Select every line below containing the word "Exercise".

Given records >>
──────────────────────────────
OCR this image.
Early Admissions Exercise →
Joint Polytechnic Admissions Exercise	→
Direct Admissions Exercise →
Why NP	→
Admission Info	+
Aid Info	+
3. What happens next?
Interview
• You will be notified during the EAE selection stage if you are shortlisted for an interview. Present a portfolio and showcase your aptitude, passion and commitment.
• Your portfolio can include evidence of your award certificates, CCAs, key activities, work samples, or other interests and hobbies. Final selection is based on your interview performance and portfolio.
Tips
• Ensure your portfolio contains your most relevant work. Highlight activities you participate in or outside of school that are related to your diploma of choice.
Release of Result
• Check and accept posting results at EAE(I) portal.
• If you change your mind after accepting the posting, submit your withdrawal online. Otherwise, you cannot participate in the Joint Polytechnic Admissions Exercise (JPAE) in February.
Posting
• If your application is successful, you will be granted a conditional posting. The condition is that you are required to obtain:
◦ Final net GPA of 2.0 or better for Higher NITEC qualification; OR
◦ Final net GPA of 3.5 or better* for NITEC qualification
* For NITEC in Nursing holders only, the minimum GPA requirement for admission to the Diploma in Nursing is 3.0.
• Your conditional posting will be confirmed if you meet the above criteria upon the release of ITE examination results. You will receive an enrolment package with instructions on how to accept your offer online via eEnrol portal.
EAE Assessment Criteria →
──────────────────────────────
Output below >>
Early Admissions Exercise →
Joint Polytechnic Admissions Exercise	→
Direct Admissions Exercise →
• If you change your mind after accepting the posting, submit your withdrawal online. Otherwise, you cannot participate in the Joint Polytechnic Admissions Exercise (JPAE) in February.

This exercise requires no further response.